::: DATA SUPPLIED
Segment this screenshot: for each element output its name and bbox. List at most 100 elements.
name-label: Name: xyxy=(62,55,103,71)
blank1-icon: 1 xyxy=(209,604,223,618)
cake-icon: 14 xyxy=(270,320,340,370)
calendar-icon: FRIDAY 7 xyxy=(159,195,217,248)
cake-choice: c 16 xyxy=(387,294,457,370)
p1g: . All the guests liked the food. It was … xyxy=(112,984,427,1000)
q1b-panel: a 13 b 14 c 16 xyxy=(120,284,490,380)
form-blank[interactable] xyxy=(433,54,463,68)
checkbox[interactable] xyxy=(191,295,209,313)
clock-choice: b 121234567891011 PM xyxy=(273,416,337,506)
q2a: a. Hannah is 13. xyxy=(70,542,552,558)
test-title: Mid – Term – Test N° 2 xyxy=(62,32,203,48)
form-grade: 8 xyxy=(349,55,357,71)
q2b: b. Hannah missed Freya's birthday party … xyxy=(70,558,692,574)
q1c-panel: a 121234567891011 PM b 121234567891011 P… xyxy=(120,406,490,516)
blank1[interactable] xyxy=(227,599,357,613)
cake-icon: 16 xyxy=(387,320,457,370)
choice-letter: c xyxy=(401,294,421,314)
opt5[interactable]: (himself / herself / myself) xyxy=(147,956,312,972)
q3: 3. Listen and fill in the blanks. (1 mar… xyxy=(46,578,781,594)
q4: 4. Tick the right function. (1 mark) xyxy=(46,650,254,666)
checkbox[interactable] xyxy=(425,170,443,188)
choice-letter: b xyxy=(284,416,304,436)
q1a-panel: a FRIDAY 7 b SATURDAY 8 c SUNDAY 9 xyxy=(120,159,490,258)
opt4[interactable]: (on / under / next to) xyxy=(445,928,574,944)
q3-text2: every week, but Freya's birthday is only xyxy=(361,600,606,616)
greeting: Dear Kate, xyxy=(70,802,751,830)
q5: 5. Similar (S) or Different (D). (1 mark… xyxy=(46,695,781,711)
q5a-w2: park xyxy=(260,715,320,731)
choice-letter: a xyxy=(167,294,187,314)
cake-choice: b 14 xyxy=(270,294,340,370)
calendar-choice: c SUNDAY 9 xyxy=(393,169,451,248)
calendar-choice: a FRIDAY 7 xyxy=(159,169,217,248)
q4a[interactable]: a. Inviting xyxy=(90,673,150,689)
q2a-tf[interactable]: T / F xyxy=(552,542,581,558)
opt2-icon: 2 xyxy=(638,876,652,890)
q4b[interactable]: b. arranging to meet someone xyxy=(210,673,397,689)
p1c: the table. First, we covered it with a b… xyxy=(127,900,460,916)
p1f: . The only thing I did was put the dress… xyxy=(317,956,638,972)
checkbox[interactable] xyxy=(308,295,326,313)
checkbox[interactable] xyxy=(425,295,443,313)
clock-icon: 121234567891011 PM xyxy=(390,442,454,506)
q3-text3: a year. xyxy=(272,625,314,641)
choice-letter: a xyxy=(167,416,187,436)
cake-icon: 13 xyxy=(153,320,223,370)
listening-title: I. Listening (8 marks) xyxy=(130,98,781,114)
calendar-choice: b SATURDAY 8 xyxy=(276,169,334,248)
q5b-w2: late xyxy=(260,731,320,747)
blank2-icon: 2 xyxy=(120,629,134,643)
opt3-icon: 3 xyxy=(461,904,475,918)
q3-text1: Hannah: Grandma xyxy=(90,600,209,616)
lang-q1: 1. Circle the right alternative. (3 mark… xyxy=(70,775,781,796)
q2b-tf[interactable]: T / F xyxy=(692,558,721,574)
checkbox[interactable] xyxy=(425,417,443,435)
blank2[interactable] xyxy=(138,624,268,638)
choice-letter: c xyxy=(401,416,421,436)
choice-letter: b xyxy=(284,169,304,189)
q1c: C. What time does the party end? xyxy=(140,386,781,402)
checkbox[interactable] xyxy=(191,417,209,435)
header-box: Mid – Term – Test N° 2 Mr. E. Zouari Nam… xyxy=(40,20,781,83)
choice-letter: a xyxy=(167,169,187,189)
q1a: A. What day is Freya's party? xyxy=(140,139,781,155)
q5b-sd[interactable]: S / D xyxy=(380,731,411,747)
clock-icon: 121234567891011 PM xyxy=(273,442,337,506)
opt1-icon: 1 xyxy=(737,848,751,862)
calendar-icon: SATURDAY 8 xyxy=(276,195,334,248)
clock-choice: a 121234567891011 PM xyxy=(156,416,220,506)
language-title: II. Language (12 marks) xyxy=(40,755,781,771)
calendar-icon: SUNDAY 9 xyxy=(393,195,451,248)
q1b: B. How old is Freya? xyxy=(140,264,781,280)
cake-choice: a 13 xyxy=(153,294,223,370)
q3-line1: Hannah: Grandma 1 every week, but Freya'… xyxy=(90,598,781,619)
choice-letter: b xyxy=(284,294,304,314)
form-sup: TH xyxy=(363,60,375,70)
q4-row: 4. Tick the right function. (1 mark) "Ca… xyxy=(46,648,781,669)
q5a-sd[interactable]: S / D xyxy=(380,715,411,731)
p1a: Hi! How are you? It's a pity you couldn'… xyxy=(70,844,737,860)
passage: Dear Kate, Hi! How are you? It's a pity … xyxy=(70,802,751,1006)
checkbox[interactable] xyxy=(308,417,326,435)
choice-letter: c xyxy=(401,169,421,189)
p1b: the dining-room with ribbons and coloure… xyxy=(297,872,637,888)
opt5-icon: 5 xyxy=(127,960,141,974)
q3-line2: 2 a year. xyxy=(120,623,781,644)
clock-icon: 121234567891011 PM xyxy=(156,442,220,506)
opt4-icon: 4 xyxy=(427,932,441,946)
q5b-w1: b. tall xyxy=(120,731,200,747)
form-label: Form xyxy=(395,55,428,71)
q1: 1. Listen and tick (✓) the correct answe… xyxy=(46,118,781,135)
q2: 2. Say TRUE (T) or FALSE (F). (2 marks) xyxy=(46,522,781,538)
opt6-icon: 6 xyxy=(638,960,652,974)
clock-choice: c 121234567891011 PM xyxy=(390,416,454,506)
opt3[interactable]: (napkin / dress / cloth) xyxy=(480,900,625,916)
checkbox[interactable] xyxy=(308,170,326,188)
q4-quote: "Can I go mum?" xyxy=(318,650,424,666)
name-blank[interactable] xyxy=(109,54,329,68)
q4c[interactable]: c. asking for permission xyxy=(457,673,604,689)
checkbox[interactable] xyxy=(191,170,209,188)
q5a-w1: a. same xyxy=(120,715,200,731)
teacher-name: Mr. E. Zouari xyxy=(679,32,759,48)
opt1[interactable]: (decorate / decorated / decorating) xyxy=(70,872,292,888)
::::::
▶ **PROBLEM REQUIREMENTS**: Convert the items above, from the first line down through the line containing "form-blank[interactable] xyxy=(433,54,463,68)", into a JSON list of strings, with one string for each line and no blank lines.

▶ **TASK RESULT**:
[
  "Segment this screenshot: for each element output its name and bbox. List at most 100 elements.",
  "name-label: Name: xyxy=(62,55,103,71)",
  "blank1-icon: 1 xyxy=(209,604,223,618)",
  "cake-icon: 14 xyxy=(270,320,340,370)",
  "calendar-icon: FRIDAY 7 xyxy=(159,195,217,248)",
  "cake-choice: c 16 xyxy=(387,294,457,370)",
  "p1g: . All the guests liked the food. It was … xyxy=(112,984,427,1000)",
  "q1b-panel: a 13 b 14 c 16 xyxy=(120,284,490,380)",
  "form-blank[interactable] xyxy=(433,54,463,68)"
]